─── Record set ───

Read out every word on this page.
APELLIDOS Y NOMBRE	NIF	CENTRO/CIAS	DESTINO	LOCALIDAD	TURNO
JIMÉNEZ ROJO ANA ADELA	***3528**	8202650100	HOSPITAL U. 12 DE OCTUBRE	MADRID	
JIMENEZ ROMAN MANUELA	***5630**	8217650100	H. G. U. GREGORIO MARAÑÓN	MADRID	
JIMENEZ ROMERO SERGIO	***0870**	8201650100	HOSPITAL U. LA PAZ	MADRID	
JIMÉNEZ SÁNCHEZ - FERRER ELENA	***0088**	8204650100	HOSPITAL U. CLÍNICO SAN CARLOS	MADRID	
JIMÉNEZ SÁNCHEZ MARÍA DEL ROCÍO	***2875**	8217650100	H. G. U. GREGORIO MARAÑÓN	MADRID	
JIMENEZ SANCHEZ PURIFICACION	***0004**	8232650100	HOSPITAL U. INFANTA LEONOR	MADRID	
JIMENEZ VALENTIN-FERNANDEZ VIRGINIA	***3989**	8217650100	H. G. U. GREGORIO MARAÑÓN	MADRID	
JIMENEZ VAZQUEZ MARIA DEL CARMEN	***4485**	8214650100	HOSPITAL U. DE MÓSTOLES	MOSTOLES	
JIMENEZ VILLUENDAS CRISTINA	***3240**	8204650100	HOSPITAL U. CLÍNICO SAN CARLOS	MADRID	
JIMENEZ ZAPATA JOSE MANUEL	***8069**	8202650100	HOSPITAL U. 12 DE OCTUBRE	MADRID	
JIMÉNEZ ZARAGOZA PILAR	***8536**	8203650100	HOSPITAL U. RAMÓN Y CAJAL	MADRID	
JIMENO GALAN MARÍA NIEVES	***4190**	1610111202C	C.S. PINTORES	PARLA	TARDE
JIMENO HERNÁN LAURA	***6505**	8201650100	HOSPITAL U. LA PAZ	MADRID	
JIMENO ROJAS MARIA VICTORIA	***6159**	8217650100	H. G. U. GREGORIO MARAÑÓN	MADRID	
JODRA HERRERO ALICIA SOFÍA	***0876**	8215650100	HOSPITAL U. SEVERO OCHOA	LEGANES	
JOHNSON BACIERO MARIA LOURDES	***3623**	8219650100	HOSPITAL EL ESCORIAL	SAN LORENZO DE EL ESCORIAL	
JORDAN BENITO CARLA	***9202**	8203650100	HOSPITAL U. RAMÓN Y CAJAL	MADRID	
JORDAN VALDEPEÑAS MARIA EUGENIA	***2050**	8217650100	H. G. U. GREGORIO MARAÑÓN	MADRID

───

- [Directions]: Repeat the listing in full, keeping every line exactly as it is.

- [Completed exercise]:
Read out every word on this page.
APELLIDOS Y NOMBRE	NIF	CENTRO/CIAS	DESTINO	LOCALIDAD	TURNO
JIMÉNEZ ROJO ANA ADELA	***3528**	8202650100	HOSPITAL U. 12 DE OCTUBRE	MADRID	
JIMENEZ ROMAN MANUELA	***5630**	8217650100	H. G. U. GREGORIO MARAÑÓN	MADRID	
JIMENEZ ROMERO SERGIO	***0870**	8201650100	HOSPITAL U. LA PAZ	MADRID	
JIMÉNEZ SÁNCHEZ - FERRER ELENA	***0088**	8204650100	HOSPITAL U. CLÍNICO SAN CARLOS	MADRID	
JIMÉNEZ SÁNCHEZ MARÍA DEL ROCÍO	***2875**	8217650100	H. G. U. GREGORIO MARAÑÓN	MADRID	
JIMENEZ SANCHEZ PURIFICACION	***0004**	8232650100	HOSPITAL U. INFANTA LEONOR	MADRID	
JIMENEZ VALENTIN-FERNANDEZ VIRGINIA	***3989**	8217650100	H. G. U. GREGORIO MARAÑÓN	MADRID	
JIMENEZ VAZQUEZ MARIA DEL CARMEN	***4485**	8214650100	HOSPITAL U. DE MÓSTOLES	MOSTOLES	
JIMENEZ VILLUENDAS CRISTINA	***3240**	8204650100	HOSPITAL U. CLÍNICO SAN CARLOS	MADRID	
JIMENEZ ZAPATA JOSE MANUEL	***8069**	8202650100	HOSPITAL U. 12 DE OCTUBRE	MADRID	
JIMÉNEZ ZARAGOZA PILAR	***8536**	8203650100	HOSPITAL U. RAMÓN Y CAJAL	MADRID	
JIMENO GALAN MARÍA NIEVES	***4190**	1610111202C	C.S. PINTORES	PARLA	TARDE
JIMENO HERNÁN LAURA	***6505**	8201650100	HOSPITAL U. LA PAZ	MADRID	
JIMENO ROJAS MARIA VICTORIA	***6159**	8217650100	H. G. U. GREGORIO MARAÑÓN	MADRID	
JODRA HERRERO ALICIA SOFÍA	***0876**	8215650100	HOSPITAL U. SEVERO OCHOA	LEGANES	
JOHNSON BACIERO MARIA LOURDES	***3623**	8219650100	HOSPITAL EL ESCORIAL	SAN LORENZO DE EL ESCORIAL	
JORDAN BENITO CARLA	***9202**	8203650100	HOSPITAL U. RAMÓN Y CAJAL	MADRID	
JORDAN VALDEPEÑAS MARIA EUGENIA	***2050**	8217650100	H. G. U. GREGORIO MARAÑÓN	MADRID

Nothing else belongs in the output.